§ **WORK INSTRUCTIONS**: From the entries below, please gather each line containing the string "счастья".
* * * * * * * * *
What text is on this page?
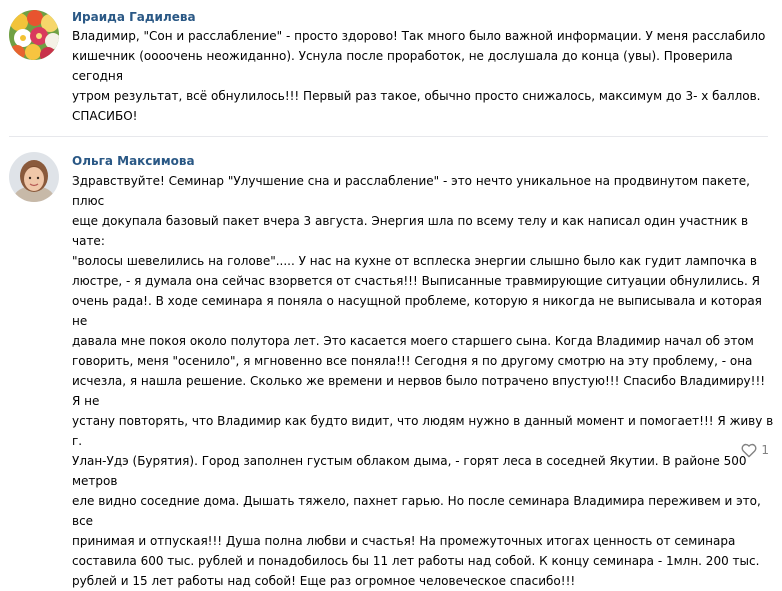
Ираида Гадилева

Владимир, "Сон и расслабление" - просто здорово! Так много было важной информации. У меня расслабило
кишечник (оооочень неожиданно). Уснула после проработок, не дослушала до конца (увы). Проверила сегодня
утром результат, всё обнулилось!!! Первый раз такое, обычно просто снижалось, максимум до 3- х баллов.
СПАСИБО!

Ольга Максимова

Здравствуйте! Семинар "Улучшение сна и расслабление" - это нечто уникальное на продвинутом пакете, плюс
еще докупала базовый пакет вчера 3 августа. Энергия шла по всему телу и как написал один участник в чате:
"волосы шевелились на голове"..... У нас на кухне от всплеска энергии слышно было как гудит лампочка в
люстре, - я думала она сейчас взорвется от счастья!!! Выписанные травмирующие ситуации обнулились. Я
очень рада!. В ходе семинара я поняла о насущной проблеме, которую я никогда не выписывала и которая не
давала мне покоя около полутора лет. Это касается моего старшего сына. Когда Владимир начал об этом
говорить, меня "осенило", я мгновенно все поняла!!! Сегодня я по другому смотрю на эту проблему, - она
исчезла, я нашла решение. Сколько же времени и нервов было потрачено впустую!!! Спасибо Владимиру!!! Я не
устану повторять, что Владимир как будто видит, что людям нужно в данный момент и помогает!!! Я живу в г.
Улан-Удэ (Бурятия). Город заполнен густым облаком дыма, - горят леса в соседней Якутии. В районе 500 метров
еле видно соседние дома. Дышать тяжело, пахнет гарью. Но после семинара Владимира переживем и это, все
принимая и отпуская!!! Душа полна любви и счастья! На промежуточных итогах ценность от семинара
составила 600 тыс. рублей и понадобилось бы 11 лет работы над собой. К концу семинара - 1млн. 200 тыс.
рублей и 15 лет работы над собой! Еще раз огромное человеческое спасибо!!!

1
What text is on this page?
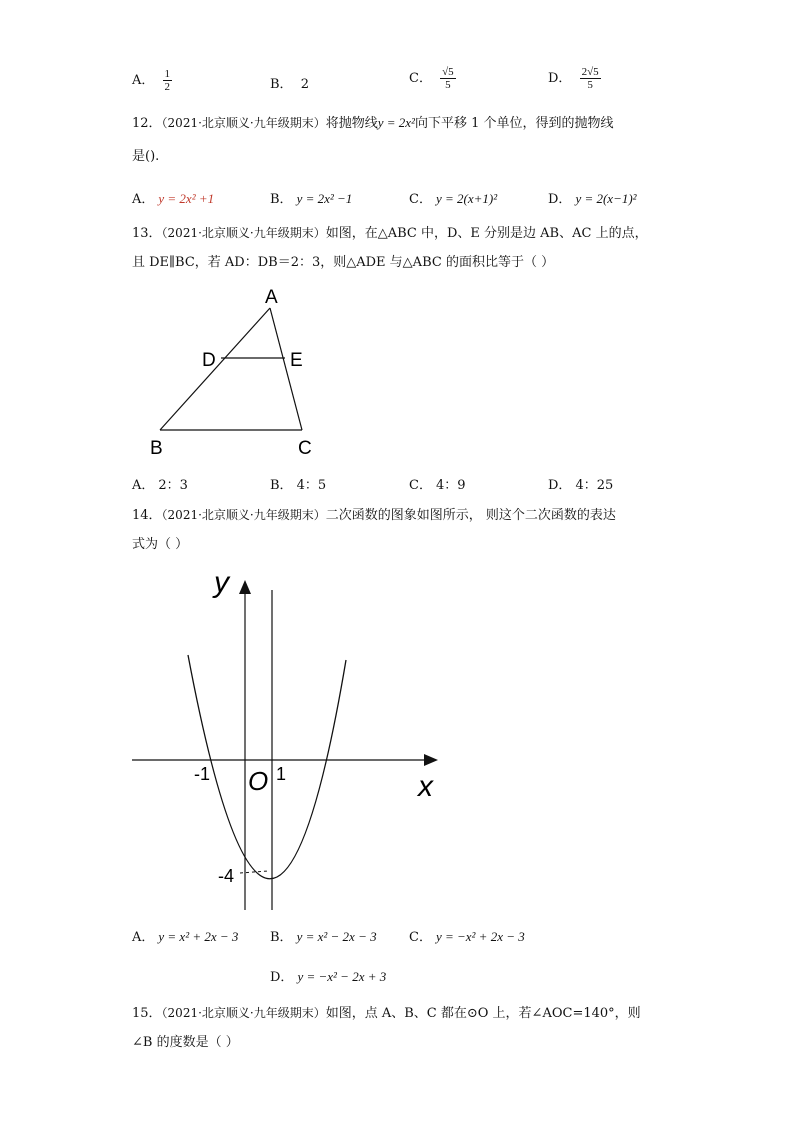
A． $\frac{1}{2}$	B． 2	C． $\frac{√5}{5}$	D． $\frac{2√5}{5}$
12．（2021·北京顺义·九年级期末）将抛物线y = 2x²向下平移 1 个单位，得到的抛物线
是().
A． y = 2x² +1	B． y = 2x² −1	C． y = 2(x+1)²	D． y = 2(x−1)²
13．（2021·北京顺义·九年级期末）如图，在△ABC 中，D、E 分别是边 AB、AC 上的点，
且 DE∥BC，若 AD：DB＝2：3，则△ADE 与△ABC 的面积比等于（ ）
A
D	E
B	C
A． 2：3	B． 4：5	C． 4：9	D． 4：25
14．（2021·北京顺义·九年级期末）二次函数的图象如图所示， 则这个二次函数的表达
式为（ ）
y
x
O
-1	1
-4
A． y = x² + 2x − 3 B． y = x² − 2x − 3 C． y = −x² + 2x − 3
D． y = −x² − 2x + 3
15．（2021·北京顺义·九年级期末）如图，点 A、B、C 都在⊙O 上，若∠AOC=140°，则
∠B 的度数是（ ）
* * * * * * * * *
§ **OUTPUT FOR THIS EXERCISE**:
люстре, - я думала она сейчас взорвется от счастья!!! Выписанные травмирующие ситуации обнулились. Я
принимая и отпуская!!! Душа полна любви и счастья! На промежуточных итогах ценность от семинара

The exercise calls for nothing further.